Your objective: Change every "y-axis-tick" to "y-tick" in the data, from its start through the line that contains "minor-gridline: [48, 187, 797, 188]", inclusive, and reproduce those lines with nothing else altered.
___ The input ___
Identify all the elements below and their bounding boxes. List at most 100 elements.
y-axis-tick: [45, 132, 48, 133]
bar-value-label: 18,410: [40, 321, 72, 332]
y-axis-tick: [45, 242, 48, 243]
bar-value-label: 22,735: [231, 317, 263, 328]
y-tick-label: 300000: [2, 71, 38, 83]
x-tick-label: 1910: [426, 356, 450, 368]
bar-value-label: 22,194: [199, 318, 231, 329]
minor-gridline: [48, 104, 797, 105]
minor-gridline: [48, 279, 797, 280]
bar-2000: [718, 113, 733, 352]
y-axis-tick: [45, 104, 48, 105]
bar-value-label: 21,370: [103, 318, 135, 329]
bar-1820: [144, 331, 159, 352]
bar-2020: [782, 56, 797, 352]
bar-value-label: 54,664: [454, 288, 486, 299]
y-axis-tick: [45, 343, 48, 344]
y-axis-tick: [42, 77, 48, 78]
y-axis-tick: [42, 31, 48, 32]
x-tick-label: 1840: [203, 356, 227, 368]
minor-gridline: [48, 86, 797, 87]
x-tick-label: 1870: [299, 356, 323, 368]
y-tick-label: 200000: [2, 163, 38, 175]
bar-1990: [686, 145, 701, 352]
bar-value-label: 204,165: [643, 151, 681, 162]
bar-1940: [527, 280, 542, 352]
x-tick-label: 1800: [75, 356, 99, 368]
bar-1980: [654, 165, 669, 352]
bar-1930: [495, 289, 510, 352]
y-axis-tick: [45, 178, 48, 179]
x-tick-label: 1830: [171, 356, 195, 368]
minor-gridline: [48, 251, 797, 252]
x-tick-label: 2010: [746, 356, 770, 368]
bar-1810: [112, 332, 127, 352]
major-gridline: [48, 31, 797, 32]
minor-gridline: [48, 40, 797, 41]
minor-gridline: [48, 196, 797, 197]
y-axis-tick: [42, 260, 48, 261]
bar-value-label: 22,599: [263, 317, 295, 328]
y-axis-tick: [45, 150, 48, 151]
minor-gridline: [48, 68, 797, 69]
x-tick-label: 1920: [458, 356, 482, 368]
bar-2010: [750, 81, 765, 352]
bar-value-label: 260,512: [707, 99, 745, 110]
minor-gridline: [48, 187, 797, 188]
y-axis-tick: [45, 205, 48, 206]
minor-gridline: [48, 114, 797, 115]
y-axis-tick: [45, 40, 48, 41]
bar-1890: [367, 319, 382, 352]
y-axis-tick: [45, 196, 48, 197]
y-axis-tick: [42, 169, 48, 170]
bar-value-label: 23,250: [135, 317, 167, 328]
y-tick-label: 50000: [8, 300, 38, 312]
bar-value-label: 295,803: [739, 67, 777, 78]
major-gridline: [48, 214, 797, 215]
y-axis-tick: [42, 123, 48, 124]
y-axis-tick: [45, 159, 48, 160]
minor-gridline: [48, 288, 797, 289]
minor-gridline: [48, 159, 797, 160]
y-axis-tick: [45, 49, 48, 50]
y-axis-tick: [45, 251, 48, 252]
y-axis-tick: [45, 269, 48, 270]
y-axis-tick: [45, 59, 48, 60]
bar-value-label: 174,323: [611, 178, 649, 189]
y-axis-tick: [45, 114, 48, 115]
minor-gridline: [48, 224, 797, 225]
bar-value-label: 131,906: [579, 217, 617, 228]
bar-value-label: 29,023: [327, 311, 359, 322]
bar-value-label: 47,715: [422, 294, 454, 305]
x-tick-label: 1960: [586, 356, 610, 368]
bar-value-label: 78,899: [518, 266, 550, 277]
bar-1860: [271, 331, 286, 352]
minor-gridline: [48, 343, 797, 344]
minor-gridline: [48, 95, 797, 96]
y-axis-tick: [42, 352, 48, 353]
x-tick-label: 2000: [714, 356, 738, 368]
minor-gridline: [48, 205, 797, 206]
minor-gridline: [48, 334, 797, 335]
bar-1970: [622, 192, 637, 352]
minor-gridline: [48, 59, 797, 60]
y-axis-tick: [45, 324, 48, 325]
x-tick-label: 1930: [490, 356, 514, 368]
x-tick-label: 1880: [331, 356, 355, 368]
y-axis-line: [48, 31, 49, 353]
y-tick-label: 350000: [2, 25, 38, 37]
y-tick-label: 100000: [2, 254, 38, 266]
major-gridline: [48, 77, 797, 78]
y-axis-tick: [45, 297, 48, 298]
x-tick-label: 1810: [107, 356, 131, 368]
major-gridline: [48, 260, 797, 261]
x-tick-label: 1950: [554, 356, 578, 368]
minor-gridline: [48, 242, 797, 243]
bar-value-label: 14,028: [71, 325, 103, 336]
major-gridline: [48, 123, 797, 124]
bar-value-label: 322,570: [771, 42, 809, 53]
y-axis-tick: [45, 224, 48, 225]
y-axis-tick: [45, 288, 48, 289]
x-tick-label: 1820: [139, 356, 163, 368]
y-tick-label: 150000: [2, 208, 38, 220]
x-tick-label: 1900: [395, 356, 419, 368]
___
The reply:
Identify all the elements below and their bounding boxes. List at most 100 elements.
y-tick: [45, 132, 48, 133]
bar-value-label: 18,410: [40, 321, 72, 332]
y-tick: [45, 242, 48, 243]
bar-value-label: 22,735: [231, 317, 263, 328]
y-tick-label: 300000: [2, 71, 38, 83]
x-tick-label: 1910: [426, 356, 450, 368]
bar-value-label: 22,194: [199, 318, 231, 329]
minor-gridline: [48, 104, 797, 105]
minor-gridline: [48, 279, 797, 280]
bar-2000: [718, 113, 733, 352]
y-tick: [45, 104, 48, 105]
bar-value-label: 21,370: [103, 318, 135, 329]
bar-1820: [144, 331, 159, 352]
bar-2020: [782, 56, 797, 352]
bar-value-label: 54,664: [454, 288, 486, 299]
y-tick: [45, 343, 48, 344]
y-tick: [42, 77, 48, 78]
y-tick: [42, 31, 48, 32]
x-tick-label: 1840: [203, 356, 227, 368]
minor-gridline: [48, 86, 797, 87]
x-tick-label: 1870: [299, 356, 323, 368]
y-tick-label: 200000: [2, 163, 38, 175]
bar-1990: [686, 145, 701, 352]
bar-value-label: 204,165: [643, 151, 681, 162]
bar-1940: [527, 280, 542, 352]
x-tick-label: 1800: [75, 356, 99, 368]
bar-1980: [654, 165, 669, 352]
bar-1930: [495, 289, 510, 352]
y-tick: [45, 178, 48, 179]
x-tick-label: 1830: [171, 356, 195, 368]
minor-gridline: [48, 251, 797, 252]
x-tick-label: 2010: [746, 356, 770, 368]
bar-1810: [112, 332, 127, 352]
major-gridline: [48, 31, 797, 32]
minor-gridline: [48, 40, 797, 41]
minor-gridline: [48, 196, 797, 197]
y-tick: [42, 260, 48, 261]
bar-value-label: 22,599: [263, 317, 295, 328]
y-tick: [45, 150, 48, 151]
minor-gridline: [48, 68, 797, 69]
x-tick-label: 1920: [458, 356, 482, 368]
bar-2010: [750, 81, 765, 352]
bar-value-label: 260,512: [707, 99, 745, 110]
minor-gridline: [48, 187, 797, 188]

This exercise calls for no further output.